(Records from a collection of figures)
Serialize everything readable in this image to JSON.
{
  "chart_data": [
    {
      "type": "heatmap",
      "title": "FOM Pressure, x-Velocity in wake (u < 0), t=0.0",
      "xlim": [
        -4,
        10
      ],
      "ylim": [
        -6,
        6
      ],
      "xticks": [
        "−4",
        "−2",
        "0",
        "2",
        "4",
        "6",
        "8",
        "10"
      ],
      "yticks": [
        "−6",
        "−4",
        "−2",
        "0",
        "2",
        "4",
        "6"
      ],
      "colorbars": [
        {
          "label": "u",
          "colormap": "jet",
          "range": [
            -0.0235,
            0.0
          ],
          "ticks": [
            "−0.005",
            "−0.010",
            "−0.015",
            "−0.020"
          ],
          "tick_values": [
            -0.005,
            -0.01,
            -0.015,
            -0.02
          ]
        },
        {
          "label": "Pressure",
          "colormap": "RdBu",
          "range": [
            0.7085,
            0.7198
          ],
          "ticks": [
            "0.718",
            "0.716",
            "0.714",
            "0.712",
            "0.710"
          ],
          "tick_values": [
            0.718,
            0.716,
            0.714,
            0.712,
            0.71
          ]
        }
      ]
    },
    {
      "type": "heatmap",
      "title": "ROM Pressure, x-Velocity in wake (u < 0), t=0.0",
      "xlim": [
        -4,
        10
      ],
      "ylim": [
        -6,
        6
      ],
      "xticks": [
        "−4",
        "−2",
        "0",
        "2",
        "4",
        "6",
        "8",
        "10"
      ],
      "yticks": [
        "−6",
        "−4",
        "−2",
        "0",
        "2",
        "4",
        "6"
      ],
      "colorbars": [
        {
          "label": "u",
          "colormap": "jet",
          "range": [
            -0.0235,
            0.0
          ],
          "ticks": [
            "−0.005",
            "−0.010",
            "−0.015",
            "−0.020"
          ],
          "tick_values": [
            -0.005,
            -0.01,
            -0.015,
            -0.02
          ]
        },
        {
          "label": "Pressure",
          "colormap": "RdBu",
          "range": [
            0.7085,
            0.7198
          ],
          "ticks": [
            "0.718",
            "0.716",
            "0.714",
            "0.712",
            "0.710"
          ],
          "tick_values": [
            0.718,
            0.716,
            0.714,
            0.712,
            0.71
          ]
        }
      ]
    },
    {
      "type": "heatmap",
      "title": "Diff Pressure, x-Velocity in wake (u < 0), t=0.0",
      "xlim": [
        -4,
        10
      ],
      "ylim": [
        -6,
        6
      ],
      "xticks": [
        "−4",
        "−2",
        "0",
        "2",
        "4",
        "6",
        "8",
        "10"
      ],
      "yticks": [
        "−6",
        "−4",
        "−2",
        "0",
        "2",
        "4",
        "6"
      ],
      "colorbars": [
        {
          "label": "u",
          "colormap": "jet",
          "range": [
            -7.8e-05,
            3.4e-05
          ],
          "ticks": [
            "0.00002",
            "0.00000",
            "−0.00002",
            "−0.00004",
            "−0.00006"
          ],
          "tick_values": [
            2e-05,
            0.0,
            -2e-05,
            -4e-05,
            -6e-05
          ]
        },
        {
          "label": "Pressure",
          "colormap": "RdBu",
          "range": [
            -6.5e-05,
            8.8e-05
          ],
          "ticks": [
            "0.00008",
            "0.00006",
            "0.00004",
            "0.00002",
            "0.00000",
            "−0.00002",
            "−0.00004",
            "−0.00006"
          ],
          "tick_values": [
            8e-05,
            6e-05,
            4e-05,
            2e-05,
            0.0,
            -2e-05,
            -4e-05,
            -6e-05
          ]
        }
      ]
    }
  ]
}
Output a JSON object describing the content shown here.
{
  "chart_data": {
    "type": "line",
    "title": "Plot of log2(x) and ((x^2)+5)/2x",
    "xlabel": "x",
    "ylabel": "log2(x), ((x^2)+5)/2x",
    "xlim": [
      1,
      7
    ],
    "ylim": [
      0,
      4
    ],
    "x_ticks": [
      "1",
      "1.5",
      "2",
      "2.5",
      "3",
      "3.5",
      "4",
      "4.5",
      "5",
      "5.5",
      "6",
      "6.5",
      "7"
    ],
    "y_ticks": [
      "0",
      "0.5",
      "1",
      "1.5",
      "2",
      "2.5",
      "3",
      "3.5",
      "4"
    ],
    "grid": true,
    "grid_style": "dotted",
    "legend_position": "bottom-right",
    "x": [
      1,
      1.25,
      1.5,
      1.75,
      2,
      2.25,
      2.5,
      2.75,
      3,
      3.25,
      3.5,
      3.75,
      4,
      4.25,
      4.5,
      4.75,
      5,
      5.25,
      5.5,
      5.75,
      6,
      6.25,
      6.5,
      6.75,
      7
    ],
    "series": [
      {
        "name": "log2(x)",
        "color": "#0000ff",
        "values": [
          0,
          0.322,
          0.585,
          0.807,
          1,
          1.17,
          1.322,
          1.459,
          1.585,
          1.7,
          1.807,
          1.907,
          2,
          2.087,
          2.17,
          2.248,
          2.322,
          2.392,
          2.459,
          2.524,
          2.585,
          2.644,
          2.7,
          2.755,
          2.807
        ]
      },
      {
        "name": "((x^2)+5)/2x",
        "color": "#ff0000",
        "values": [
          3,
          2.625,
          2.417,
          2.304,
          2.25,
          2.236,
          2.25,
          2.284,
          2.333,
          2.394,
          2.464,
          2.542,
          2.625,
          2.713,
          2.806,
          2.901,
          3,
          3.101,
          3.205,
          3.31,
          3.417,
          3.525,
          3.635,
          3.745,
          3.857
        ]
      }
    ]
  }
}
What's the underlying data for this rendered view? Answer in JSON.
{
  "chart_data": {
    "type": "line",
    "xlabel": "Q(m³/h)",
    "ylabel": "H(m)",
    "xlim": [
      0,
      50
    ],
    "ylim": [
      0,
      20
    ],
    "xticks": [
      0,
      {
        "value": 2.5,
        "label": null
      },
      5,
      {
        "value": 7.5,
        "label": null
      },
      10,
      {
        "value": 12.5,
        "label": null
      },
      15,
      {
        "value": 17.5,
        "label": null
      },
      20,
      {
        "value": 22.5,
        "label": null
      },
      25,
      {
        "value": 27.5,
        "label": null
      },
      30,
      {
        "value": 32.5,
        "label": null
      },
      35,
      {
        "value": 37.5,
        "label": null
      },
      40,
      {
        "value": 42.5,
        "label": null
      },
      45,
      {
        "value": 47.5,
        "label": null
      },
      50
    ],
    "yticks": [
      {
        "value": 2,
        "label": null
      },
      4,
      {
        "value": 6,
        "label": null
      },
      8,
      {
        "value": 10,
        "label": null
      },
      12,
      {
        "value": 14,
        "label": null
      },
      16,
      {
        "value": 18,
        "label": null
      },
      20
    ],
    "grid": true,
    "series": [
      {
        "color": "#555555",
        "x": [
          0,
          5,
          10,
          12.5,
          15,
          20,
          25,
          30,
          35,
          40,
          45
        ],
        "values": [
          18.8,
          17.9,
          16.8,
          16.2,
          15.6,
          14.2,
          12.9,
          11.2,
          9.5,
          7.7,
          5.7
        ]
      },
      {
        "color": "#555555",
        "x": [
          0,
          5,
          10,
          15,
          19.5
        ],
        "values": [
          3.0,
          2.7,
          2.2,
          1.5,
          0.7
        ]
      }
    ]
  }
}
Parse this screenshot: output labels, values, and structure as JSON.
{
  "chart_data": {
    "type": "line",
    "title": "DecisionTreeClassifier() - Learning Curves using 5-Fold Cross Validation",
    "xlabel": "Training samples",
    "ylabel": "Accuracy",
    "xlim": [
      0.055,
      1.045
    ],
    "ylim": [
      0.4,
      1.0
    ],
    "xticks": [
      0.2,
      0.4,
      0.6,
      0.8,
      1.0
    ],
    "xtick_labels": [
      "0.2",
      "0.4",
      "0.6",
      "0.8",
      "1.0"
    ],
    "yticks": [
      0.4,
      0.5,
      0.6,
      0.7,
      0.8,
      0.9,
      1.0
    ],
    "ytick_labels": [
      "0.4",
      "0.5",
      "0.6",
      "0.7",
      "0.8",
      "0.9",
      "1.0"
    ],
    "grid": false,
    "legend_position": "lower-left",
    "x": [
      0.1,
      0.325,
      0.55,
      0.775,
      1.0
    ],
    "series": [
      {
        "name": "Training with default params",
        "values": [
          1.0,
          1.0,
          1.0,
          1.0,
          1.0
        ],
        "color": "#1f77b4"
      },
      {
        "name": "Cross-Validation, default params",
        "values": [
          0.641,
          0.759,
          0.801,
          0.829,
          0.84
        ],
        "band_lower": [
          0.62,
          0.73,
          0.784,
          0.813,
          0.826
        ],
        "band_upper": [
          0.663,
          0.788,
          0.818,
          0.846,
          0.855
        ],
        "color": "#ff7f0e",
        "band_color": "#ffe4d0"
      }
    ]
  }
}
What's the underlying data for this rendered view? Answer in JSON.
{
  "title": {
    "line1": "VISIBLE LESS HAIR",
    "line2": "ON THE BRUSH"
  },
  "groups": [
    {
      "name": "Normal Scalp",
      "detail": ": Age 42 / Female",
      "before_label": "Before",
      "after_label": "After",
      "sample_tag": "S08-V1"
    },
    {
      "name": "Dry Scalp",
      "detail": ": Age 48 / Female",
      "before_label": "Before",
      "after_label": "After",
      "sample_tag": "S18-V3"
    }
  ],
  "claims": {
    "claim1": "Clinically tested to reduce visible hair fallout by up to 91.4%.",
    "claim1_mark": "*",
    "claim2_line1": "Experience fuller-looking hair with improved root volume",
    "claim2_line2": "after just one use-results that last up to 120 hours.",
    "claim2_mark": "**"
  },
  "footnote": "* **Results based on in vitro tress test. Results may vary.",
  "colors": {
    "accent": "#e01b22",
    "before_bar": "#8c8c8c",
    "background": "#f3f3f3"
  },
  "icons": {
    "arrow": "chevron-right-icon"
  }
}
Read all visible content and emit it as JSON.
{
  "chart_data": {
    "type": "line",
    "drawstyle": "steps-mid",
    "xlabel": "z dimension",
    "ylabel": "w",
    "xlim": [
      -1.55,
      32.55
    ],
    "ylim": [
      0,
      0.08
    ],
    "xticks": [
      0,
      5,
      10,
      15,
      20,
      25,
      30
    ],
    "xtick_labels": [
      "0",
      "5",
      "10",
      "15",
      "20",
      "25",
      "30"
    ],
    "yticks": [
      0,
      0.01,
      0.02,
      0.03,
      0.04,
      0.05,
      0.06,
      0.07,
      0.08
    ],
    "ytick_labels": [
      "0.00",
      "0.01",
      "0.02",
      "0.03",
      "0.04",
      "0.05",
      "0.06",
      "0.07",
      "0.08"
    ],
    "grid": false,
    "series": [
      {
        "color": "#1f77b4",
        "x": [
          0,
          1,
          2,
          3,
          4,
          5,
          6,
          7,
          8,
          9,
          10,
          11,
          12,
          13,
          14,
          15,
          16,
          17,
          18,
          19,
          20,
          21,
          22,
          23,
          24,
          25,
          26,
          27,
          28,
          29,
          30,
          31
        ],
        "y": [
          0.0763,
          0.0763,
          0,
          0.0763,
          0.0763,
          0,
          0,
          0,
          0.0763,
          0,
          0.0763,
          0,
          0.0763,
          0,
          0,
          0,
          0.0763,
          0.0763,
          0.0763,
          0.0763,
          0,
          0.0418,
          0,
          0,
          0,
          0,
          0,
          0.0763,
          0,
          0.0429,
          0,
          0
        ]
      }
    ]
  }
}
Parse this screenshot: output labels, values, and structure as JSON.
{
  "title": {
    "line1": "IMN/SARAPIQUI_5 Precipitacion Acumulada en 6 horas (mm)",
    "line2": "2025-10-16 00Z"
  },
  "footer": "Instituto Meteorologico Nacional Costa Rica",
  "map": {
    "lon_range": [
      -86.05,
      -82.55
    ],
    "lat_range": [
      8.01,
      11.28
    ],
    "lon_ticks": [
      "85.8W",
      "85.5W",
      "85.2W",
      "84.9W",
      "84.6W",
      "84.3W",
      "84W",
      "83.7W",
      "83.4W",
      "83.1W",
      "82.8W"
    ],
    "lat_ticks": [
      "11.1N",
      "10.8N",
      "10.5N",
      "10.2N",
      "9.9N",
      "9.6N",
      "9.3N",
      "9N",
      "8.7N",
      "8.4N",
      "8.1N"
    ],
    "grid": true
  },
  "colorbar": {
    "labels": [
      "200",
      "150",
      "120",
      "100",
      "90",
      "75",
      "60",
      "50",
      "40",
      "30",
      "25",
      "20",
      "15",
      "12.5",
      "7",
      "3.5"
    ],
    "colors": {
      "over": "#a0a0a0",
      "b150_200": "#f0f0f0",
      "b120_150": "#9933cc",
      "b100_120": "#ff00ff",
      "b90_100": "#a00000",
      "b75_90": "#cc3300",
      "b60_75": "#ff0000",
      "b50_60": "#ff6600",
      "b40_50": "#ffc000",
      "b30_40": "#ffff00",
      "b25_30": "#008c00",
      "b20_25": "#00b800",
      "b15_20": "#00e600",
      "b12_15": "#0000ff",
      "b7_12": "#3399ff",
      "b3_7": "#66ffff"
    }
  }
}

_Work required_:
Pull out every line of the entries that includes the word "detail".

_Exercise result_:
      "detail": ": Age 42 / Female",
      "detail": ": Age 48 / Female",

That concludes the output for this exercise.